#### What needs to be done
Copy the items word for word, from the first line below through the line that contains "footnote-divider (84, 1034, 284, 1035)", including both of those lines.

#### Dataset rows
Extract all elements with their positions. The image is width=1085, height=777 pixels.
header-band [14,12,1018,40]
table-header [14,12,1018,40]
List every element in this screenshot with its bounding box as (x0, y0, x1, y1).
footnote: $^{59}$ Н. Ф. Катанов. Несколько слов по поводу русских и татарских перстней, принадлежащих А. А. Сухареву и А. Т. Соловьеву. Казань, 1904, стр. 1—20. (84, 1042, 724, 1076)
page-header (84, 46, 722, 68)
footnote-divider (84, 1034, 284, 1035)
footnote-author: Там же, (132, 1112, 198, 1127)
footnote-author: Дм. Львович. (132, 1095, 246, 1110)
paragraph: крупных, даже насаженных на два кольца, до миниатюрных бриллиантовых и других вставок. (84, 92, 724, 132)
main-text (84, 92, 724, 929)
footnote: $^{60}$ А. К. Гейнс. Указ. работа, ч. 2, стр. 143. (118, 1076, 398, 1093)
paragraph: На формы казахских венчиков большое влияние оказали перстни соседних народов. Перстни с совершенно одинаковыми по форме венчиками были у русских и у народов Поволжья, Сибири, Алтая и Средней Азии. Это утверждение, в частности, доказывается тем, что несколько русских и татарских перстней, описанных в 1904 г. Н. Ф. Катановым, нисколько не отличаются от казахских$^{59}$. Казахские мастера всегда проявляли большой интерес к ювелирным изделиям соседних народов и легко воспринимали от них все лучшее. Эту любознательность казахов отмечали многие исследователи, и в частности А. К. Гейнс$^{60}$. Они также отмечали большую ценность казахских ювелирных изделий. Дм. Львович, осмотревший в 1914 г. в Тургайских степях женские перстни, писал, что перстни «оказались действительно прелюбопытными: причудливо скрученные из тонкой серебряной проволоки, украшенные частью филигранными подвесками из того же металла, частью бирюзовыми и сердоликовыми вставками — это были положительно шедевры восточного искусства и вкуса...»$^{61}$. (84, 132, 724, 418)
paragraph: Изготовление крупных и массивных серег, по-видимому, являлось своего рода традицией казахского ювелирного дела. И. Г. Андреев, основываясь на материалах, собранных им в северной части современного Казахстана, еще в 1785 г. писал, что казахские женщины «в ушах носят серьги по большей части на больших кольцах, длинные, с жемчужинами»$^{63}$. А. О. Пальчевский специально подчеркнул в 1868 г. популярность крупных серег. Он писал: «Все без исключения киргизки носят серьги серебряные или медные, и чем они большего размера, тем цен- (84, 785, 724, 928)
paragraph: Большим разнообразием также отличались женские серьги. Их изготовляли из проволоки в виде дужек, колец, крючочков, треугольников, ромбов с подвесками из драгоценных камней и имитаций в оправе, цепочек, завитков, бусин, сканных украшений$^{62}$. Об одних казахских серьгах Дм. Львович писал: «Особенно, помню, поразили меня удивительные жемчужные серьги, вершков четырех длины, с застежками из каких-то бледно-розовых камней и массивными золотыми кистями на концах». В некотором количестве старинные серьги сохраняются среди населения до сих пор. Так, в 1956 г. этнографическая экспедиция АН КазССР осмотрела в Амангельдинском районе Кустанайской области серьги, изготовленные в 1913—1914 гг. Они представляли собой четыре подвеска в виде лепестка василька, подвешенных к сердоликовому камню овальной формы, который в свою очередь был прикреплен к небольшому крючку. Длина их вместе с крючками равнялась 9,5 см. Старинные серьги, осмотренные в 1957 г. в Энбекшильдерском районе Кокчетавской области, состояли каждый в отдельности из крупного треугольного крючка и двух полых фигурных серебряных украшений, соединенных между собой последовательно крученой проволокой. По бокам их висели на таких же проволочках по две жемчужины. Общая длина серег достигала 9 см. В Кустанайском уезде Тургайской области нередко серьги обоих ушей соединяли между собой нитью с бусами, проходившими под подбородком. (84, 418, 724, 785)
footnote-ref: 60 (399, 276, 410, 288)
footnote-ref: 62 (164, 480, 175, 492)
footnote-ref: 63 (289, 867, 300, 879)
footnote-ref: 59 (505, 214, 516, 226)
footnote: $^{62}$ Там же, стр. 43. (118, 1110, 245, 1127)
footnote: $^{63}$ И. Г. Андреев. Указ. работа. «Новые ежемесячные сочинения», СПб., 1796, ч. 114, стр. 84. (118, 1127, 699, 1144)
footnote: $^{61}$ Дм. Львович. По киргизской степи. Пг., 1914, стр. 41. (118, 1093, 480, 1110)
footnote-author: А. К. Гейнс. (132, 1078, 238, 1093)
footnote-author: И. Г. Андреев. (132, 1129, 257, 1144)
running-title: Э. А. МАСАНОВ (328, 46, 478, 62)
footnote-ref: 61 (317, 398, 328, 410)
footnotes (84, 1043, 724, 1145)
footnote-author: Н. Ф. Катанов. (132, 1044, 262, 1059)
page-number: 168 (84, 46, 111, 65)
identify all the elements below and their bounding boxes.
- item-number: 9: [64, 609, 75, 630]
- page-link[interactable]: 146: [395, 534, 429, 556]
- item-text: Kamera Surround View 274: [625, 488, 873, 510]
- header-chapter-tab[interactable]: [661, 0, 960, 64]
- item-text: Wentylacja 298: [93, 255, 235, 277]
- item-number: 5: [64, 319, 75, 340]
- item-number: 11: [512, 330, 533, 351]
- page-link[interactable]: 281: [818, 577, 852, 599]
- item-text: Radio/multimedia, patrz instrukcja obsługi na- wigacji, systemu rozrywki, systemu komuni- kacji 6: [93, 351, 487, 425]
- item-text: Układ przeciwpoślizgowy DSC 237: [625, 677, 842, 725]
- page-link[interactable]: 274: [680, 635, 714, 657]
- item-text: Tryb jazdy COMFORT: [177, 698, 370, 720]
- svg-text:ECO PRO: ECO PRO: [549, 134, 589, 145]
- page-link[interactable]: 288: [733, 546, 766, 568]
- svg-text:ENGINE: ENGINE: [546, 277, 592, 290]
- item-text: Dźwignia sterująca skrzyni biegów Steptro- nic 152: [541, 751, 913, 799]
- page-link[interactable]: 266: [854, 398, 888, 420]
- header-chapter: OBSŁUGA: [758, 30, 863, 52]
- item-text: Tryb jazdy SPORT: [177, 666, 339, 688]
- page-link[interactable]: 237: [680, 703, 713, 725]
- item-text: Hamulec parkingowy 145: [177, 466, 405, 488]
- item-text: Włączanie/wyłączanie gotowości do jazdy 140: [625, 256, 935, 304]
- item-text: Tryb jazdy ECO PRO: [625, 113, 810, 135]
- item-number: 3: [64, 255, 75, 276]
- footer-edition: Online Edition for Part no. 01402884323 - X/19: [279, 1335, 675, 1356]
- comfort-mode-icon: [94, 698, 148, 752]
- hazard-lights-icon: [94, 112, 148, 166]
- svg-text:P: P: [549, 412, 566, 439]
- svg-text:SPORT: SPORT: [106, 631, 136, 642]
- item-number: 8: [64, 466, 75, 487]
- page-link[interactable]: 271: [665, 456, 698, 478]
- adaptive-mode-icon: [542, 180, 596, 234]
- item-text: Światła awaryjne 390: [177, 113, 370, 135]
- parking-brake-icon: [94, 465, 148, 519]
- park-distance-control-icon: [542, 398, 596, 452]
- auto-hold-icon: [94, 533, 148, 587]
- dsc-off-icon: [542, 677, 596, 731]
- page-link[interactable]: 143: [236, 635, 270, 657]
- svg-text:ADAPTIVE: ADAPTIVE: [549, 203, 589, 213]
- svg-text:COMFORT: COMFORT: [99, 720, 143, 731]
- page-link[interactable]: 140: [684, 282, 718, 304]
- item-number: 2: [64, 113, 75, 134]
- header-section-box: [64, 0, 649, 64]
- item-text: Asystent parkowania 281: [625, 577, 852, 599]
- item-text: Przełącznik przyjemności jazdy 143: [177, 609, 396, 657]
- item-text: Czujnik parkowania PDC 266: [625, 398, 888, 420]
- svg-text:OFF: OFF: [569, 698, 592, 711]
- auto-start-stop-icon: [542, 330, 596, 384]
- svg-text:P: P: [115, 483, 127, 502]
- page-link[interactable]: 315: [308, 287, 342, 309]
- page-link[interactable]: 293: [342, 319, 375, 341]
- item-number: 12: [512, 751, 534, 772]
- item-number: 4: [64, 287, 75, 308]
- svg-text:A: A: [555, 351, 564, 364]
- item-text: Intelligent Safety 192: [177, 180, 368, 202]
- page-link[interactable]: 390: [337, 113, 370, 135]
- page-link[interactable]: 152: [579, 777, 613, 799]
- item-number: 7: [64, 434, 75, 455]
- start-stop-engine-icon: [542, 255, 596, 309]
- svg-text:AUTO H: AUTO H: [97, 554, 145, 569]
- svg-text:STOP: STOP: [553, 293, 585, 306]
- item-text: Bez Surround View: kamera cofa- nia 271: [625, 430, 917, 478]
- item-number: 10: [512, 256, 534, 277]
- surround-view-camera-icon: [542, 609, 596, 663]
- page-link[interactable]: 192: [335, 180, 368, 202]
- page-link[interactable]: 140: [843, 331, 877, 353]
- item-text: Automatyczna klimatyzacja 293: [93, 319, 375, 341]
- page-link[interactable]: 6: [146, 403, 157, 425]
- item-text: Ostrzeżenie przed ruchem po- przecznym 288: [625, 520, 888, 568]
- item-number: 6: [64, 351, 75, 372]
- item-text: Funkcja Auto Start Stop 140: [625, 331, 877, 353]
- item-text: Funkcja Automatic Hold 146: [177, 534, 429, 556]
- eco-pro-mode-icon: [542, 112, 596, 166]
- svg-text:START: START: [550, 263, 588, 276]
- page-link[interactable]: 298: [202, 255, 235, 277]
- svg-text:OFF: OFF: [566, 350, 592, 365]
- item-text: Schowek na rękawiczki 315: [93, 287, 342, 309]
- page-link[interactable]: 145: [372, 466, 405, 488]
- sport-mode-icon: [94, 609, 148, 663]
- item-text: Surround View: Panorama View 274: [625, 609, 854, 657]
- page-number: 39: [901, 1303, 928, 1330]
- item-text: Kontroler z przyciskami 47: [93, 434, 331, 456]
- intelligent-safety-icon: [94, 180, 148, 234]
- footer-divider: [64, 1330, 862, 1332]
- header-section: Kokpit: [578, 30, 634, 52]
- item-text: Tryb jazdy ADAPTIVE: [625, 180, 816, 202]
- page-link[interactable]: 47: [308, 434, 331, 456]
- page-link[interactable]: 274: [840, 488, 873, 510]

#### Response below
Extract all elements with their positions. The image is width=1085, height=777 pixels.
header-band [14,12,1018,40]
table-header [14,12,1018,40]
List every element in this screenshot with its bounding box as (x0, y0, x1, y1).
footnote: $^{59}$ Н. Ф. Катанов. Несколько слов по поводу русских и татарских перстней, принадлежащих А. А. Сухареву и А. Т. Соловьеву. Казань, 1904, стр. 1—20. (84, 1042, 724, 1076)
page-header (84, 46, 722, 68)
footnote-divider (84, 1034, 284, 1035)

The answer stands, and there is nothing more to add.